*Excerpted data*

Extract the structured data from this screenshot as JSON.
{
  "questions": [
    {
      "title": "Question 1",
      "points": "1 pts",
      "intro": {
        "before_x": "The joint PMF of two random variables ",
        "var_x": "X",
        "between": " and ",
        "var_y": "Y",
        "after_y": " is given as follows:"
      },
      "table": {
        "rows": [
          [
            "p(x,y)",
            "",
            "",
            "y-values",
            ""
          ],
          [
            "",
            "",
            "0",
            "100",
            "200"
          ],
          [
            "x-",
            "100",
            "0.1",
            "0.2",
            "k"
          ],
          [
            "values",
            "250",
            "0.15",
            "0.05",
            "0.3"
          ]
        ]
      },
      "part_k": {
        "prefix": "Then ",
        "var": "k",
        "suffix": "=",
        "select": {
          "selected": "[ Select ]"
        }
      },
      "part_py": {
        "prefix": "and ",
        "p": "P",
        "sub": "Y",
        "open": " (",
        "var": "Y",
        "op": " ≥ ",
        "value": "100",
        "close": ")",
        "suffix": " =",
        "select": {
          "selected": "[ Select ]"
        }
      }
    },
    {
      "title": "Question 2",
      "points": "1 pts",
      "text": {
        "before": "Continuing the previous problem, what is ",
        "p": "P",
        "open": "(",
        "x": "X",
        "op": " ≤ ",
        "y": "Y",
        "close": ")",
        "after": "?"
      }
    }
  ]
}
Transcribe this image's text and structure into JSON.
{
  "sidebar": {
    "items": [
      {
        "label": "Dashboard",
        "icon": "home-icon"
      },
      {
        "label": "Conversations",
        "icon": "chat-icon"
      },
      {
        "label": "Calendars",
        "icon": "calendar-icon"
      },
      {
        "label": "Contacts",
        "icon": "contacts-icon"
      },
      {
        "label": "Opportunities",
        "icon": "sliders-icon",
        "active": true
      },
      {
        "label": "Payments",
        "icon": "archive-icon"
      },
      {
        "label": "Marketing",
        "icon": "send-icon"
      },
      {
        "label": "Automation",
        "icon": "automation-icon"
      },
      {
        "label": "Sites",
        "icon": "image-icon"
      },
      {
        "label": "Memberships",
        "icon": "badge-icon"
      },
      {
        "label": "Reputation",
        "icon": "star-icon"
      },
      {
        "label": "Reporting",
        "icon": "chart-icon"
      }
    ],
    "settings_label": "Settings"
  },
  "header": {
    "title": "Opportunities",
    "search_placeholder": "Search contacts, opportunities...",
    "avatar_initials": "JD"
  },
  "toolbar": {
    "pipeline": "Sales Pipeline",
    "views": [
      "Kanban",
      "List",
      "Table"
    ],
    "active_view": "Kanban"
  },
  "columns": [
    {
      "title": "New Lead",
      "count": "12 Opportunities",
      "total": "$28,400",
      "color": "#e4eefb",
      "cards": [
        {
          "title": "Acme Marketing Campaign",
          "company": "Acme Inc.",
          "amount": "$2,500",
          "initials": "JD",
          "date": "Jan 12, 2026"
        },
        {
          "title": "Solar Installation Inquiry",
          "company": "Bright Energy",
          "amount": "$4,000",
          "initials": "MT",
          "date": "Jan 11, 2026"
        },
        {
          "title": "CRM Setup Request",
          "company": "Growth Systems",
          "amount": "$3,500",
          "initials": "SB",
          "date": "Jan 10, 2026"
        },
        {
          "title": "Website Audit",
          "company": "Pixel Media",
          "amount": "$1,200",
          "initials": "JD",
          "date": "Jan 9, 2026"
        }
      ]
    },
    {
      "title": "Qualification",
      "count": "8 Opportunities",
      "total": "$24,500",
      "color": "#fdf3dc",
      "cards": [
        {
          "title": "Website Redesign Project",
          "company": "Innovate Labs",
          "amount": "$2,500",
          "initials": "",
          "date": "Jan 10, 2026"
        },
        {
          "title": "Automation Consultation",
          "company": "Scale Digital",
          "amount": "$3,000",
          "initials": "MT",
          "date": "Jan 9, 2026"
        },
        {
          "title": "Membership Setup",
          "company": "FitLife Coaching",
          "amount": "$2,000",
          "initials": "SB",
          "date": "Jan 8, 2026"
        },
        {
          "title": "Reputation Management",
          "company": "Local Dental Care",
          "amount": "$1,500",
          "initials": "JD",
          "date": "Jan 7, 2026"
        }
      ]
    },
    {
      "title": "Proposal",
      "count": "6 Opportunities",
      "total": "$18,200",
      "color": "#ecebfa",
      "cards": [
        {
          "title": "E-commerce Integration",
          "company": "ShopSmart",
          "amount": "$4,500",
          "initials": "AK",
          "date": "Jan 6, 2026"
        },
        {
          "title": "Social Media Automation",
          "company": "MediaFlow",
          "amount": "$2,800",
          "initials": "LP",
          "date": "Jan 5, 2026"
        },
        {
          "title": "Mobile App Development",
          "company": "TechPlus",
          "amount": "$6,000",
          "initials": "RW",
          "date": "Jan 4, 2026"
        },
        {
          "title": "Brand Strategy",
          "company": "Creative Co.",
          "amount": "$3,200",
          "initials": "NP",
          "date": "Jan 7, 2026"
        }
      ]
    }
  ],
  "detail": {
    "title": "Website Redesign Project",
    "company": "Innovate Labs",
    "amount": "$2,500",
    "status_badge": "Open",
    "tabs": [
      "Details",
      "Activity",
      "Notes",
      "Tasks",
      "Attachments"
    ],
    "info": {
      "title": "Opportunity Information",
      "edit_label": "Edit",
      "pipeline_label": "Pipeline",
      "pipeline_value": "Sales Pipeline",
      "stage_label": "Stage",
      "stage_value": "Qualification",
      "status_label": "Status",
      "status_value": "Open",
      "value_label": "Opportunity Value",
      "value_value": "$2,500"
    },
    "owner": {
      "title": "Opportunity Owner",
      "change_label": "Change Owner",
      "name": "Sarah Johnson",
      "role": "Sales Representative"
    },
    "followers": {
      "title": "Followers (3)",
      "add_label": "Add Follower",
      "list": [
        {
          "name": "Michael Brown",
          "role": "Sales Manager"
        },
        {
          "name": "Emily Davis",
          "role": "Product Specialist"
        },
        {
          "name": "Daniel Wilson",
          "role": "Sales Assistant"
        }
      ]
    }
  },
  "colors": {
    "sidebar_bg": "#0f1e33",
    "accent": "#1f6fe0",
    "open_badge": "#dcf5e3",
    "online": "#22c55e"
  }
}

*Work required*
Exactly reproduce every record.

*Solution to this exercise*
Extract the structured data from this screenshot as JSON.
{
  "questions": [
    {
      "title": "Question 1",
      "points": "1 pts",
      "intro": {
        "before_x": "The joint PMF of two random variables ",
        "var_x": "X",
        "between": " and ",
        "var_y": "Y",
        "after_y": " is given as follows:"
      },
      "table": {
        "rows": [
          [
            "p(x,y)",
            "",
            "",
            "y-values",
            ""
          ],
          [
            "",
            "",
            "0",
            "100",
            "200"
          ],
          [
            "x-",
            "100",
            "0.1",
            "0.2",
            "k"
          ],
          [
            "values",
            "250",
            "0.15",
            "0.05",
            "0.3"
          ]
        ]
      },
      "part_k": {
        "prefix": "Then ",
        "var": "k",
        "suffix": "=",
        "select": {
          "selected": "[ Select ]"
        }
      },
      "part_py": {
        "prefix": "and ",
        "p": "P",
        "sub": "Y",
        "open": " (",
        "var": "Y",
        "op": " ≥ ",
        "value": "100",
        "close": ")",
        "suffix": " =",
        "select": {
          "selected": "[ Select ]"
        }
      }
    },
    {
      "title": "Question 2",
      "points": "1 pts",
      "text": {
        "before": "Continuing the previous problem, what is ",
        "p": "P",
        "open": "(",
        "x": "X",
        "op": " ≤ ",
        "y": "Y",
        "close": ")",
        "after": "?"
      }
    }
  ]
}
Transcribe this image's text and structure into JSON.
{
  "sidebar": {
    "items": [
      {
        "label": "Dashboard",
        "icon": "home-icon"
      },
      {
        "label": "Conversations",
        "icon": "chat-icon"
      },
      {
        "label": "Calendars",
        "icon": "calendar-icon"
      },
      {
        "label": "Contacts",
        "icon": "contacts-icon"
      },
      {
        "label": "Opportunities",
        "icon": "sliders-icon",
        "active": true
      },
      {
        "label": "Payments",
        "icon": "archive-icon"
      },
      {
        "label": "Marketing",
        "icon": "send-icon"
      },
      {
        "label": "Automation",
        "icon": "automation-icon"
      },
      {
        "label": "Sites",
        "icon": "image-icon"
      },
      {
        "label": "Memberships",
        "icon": "badge-icon"
      },
      {
        "label": "Reputation",
        "icon": "star-icon"
      },
      {
        "label": "Reporting",
        "icon": "chart-icon"
      }
    ],
    "settings_label": "Settings"
  },
  "header": {
    "title": "Opportunities",
    "search_placeholder": "Search contacts, opportunities...",
    "avatar_initials": "JD"
  },
  "toolbar": {
    "pipeline": "Sales Pipeline",
    "views": [
      "Kanban",
      "List",
      "Table"
    ],
    "active_view": "Kanban"
  },
  "columns": [
    {
      "title": "New Lead",
      "count": "12 Opportunities",
      "total": "$28,400",
      "color": "#e4eefb",
      "cards": [
        {
          "title": "Acme Marketing Campaign",
          "company": "Acme Inc.",
          "amount": "$2,500",
          "initials": "JD",
          "date": "Jan 12, 2026"
        },
        {
          "title": "Solar Installation Inquiry",
          "company": "Bright Energy",
          "amount": "$4,000",
          "initials": "MT",
          "date": "Jan 11, 2026"
        },
        {
          "title": "CRM Setup Request",
          "company": "Growth Systems",
          "amount": "$3,500",
          "initials": "SB",
          "date": "Jan 10, 2026"
        },
        {
          "title": "Website Audit",
          "company": "Pixel Media",
          "amount": "$1,200",
          "initials": "JD",
          "date": "Jan 9, 2026"
        }
      ]
    },
    {
      "title": "Qualification",
      "count": "8 Opportunities",
      "total": "$24,500",
      "color": "#fdf3dc",
      "cards": [
        {
          "title": "Website Redesign Project",
          "company": "Innovate Labs",
          "amount": "$2,500",
          "initials": "",
          "date": "Jan 10, 2026"
        },
        {
          "title": "Automation Consultation",
          "company": "Scale Digital",
          "amount": "$3,000",
          "initials": "MT",
          "date": "Jan 9, 2026"
        },
        {
          "title": "Membership Setup",
          "company": "FitLife Coaching",
          "amount": "$2,000",
          "initials": "SB",
          "date": "Jan 8, 2026"
        },
        {
          "title": "Reputation Management",
          "company": "Local Dental Care",
          "amount": "$1,500",
          "initials": "JD",
          "date": "Jan 7, 2026"
        }
      ]
    },
    {
      "title": "Proposal",
      "count": "6 Opportunities",
      "total": "$18,200",
      "color": "#ecebfa",
      "cards": [
        {
          "title": "E-commerce Integration",
          "company": "ShopSmart",
          "amount": "$4,500",
          "initials": "AK",
          "date": "Jan 6, 2026"
        },
        {
          "title": "Social Media Automation",
          "company": "MediaFlow",
          "amount": "$2,800",
          "initials": "LP",
          "date": "Jan 5, 2026"
        },
        {
          "title": "Mobile App Development",
          "company": "TechPlus",
          "amount": "$6,000",
          "initials": "RW",
          "date": "Jan 4, 2026"
        },
        {
          "title": "Brand Strategy",
          "company": "Creative Co.",
          "amount": "$3,200",
          "initials": "NP",
          "date": "Jan 7, 2026"
        }
      ]
    }
  ],
  "detail": {
    "title": "Website Redesign Project",
    "company": "Innovate Labs",
    "amount": "$2,500",
    "status_badge": "Open",
    "tabs": [
      "Details",
      "Activity",
      "Notes",
      "Tasks",
      "Attachments"
    ],
    "info": {
      "title": "Opportunity Information",
      "edit_label": "Edit",
      "pipeline_label": "Pipeline",
      "pipeline_value": "Sales Pipeline",
      "stage_label": "Stage",
      "stage_value": "Qualification",
      "status_label": "Status",
      "status_value": "Open",
      "value_label": "Opportunity Value",
      "value_value": "$2,500"
    },
    "owner": {
      "title": "Opportunity Owner",
      "change_label": "Change Owner",
      "name": "Sarah Johnson",
      "role": "Sales Representative"
    },
    "followers": {
      "title": "Followers (3)",
      "add_label": "Add Follower",
      "list": [
        {
          "name": "Michael Brown",
          "role": "Sales Manager"
        },
        {
          "name": "Emily Davis",
          "role": "Product Specialist"
        },
        {
          "name": "Daniel Wilson",
          "role": "Sales Assistant"
        }
      ]
    }
  },
  "colors": {
    "sidebar_bg": "#0f1e33",
    "accent": "#1f6fe0",
    "open_badge": "#dcf5e3",
    "online": "#22c55e"
  }
}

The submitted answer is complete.